## Document extract
October 26th, 2015 2:57am

Just Say What You’re After


Peaches “Dumb Fuck”

Peaches sings this song from the perspective, more or less, of the sort of person Heather Havrilesky has been telling people to be over the past few years of her Dear Polly column. Which is to say, she’s being direct and honest and not buying into the insecurity-masquerading-as-politeness that allows tepid dudes to keep on being flakey and indecisive with impunity. Peaches isn’t fucking around here – she wants to define the relationship, or move on. She doesn’t really want to dump the guy, but she’s flustered by how dense he’s being. So what do you do if he doesn’t have a clue? You just call him a dumb fuck over and over until the exasperation turns into catharsis. Yet another great lesson from the teaches of Peaches.

## Objectives
A) Condense the paragraph beginning "Peaches sings this song from the perspective" in the post on the Peaches song into a short bulleted list that keeps its main points.
B) Copy the post on the Peaches song word for word from "October 26th, 2015" to "teaches of Peaches.".
The material that comes next has no connection to the post on the Peaches song.

Bounding box entries:
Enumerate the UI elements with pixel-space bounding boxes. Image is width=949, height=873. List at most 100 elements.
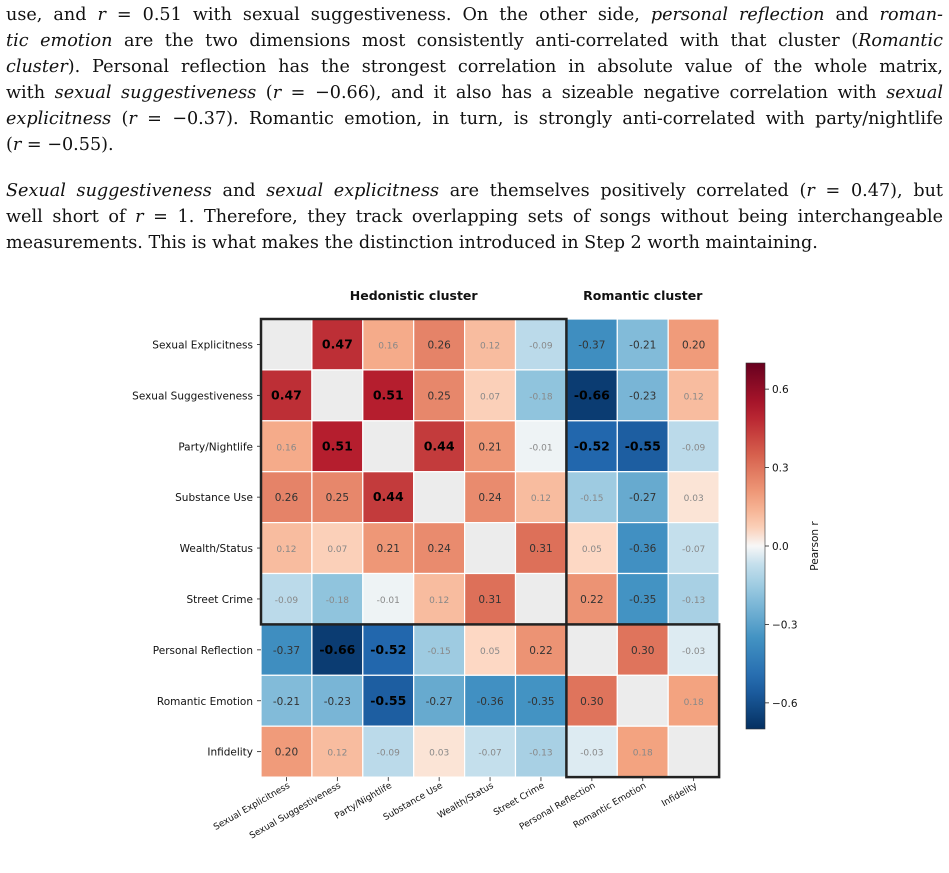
heatmap-cell	[616, 572, 669, 626]
heatmap-cell	[667, 522, 720, 575]
cell-value-label: 0.20	[682, 339, 705, 351]
cell-value-label: -0.07	[478, 749, 501, 759]
cell-value-label: -0.36	[629, 543, 656, 555]
cell-value-label: 0.31	[478, 594, 501, 606]
heatmap-cell	[514, 725, 568, 778]
heatmap-cell	[413, 522, 466, 575]
cell-value-label: 0.30	[631, 645, 654, 657]
cell-value-label: -0.23	[629, 390, 656, 402]
cell-value-label: -0.55	[370, 693, 406, 708]
heatmap-cell	[260, 623, 313, 676]
text-run: (	[256, 83, 273, 103]
cell-value-label: -0.13	[682, 596, 705, 606]
cluster-border	[565, 623, 721, 779]
heatmap-cell	[413, 369, 466, 422]
cell-value-label: -0.66	[319, 642, 355, 657]
text-run: = 1. Therefore, they track overlapping s…	[143, 207, 944, 227]
column-label: Infidelity	[660, 781, 699, 810]
text-run: and	[211, 181, 267, 201]
italic-term: r	[272, 83, 282, 103]
heatmap-cell	[311, 522, 364, 575]
paragraph1-line: use, and r = 0.51 with sexual suggestive…	[6, 2, 943, 28]
italic-term: cluster	[6, 57, 68, 77]
italic-term: explicitness	[6, 109, 112, 129]
cell-value-label: 0.25	[427, 390, 450, 402]
cell-value-label: 0.22	[529, 645, 552, 657]
text-run: use, and	[6, 5, 98, 25]
text-run: are themselves positively correlated (	[439, 181, 807, 201]
italic-term: r	[12, 135, 22, 155]
italic-term: r	[135, 207, 144, 227]
italic-term: r	[806, 181, 815, 201]
paragraph1-line: explicitness (r = −0.37). Romantic emoti…	[6, 106, 943, 132]
cell-value-label: 0.05	[480, 647, 500, 657]
paragraph1-line: (r = −0.55).	[6, 132, 943, 158]
cell-value-label: 0.21	[377, 543, 400, 555]
cell-value-label: 0.26	[427, 339, 451, 351]
cell-value-label: -0.36	[476, 696, 503, 708]
heatmap-cell	[260, 420, 313, 473]
colorbar-tick-label: −0.6	[772, 698, 798, 710]
cell-value-label: 0.05	[582, 545, 602, 555]
heatmap-cell	[311, 674, 364, 727]
cell-value-label: 0.24	[427, 543, 451, 555]
cell-value-label: 0.03	[429, 749, 449, 759]
column-label: Sexual Suggestiveness	[248, 781, 343, 842]
cell-value-label: -0.21	[273, 696, 300, 708]
text-run: = −0.37). Romantic emotion, in turn, is …	[136, 109, 943, 129]
row-label: Personal Reflection	[153, 645, 253, 657]
cell-value-label: 0.26	[275, 492, 299, 504]
colorbar	[745, 362, 766, 730]
heatmap-cell	[565, 522, 618, 575]
cell-value-label: -0.18	[326, 596, 350, 606]
heatmap-cell	[413, 471, 466, 524]
cell-value-label: -0.27	[629, 492, 656, 504]
colorbar-tick-label: 0.6	[772, 384, 789, 396]
text-run: (	[111, 109, 129, 129]
cell-value-label: -0.35	[527, 696, 554, 708]
heatmap-cell	[616, 674, 669, 727]
cell-value-label: -0.09	[529, 341, 553, 351]
text-run: = 0.47), but	[814, 181, 944, 201]
text-run: measurements. This is what makes the dis…	[6, 233, 818, 253]
heatmap-cell	[616, 369, 669, 422]
cell-value-label: 0.22	[580, 594, 603, 606]
row-label: Substance Use	[175, 492, 253, 504]
heatmap-cell	[464, 471, 517, 524]
cell-value-label: -0.01	[529, 443, 552, 453]
italic-term: r	[128, 109, 137, 129]
cell-value-label: 0.24	[478, 492, 502, 504]
cell-value-label: 0.07	[327, 545, 347, 555]
cell-value-label: -0.55	[625, 438, 661, 453]
colorbar-tick-label: 0.3	[772, 463, 789, 475]
cell-value-label: -0.18	[529, 392, 553, 402]
cell-value-label: -0.27	[426, 696, 453, 708]
text-run: with	[6, 83, 55, 103]
cell-value-label: 0.12	[480, 341, 500, 351]
cell-value-label: 0.25	[326, 492, 349, 504]
heatmap-cell	[362, 318, 415, 371]
heatmap-cell	[311, 471, 364, 524]
row-label: Wealth/Status	[180, 543, 253, 555]
cell-value-label: 0.18	[633, 749, 653, 759]
heatmap-cell	[514, 369, 568, 422]
row-label: Romantic Emotion	[157, 696, 253, 708]
heatmap-cell	[565, 623, 618, 676]
cell-value-label: -0.52	[370, 642, 406, 657]
cell-value-label: -0.15	[428, 647, 451, 657]
heatmap-cell	[311, 420, 364, 473]
heatmap-cell	[362, 471, 415, 524]
heatmap-cell	[667, 572, 720, 626]
cell-value-label: 0.07	[480, 392, 500, 402]
heatmap-cell	[413, 674, 466, 727]
paragraph1-line: with sexual suggestiveness (r = −0.66), …	[6, 80, 943, 106]
italic-term: roman-	[879, 5, 943, 25]
cell-value-label: -0.66	[574, 387, 610, 402]
cell-value-label: -0.09	[377, 749, 401, 759]
cell-value-label: 0.44	[424, 438, 455, 453]
cell-value-label: 0.12	[531, 494, 551, 504]
cell-value-label: 0.44	[373, 489, 404, 504]
cell-value-label: -0.15	[580, 494, 603, 504]
cluster-title: Romantic cluster	[583, 288, 703, 303]
colorbar-tick-label: −0.3	[772, 619, 798, 631]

## Responses in order
A)
- Peaches sings "Dumb Fuck" roughly from the perspective of the kind of person Heather Havrilesky has urged people to be in her Dear Polly column over the past few years.
- She is direct and honest. She rejects the insecurity posing as politeness that lets tepid men stay flakey and indecisive without consequence.
- She wants to define the relationship or move on.
- She doesn't really want to dump the guy, but his denseness flusters her.
- Her answer to a clueless partner is to call him a dumb fuck repeatedly until exasperation becomes catharsis.
- The post calls this another great lesson from the teaches of Peaches.

B)
October 26th, 2015 2:57am

Just Say What You’re After


Peaches “Dumb Fuck”

Peaches sings this song from the perspective, more or less, of the sort of person Heather Havrilesky has been telling people to be over the past few years of her Dear Polly column. Which is to say, she’s being direct and honest and not buying into the insecurity-masquerading-as-politeness that allows tepid dudes to keep on being flakey and indecisive with impunity. Peaches isn’t fucking around here – she wants to define the relationship, or move on. She doesn’t really want to dump the guy, but she’s flustered by how dense he’s being. So what do you do if he doesn’t have a clue? You just call him a dumb fuck over and over until the exasperation turns into catharsis. Yet another great lesson from the teaches of Peaches.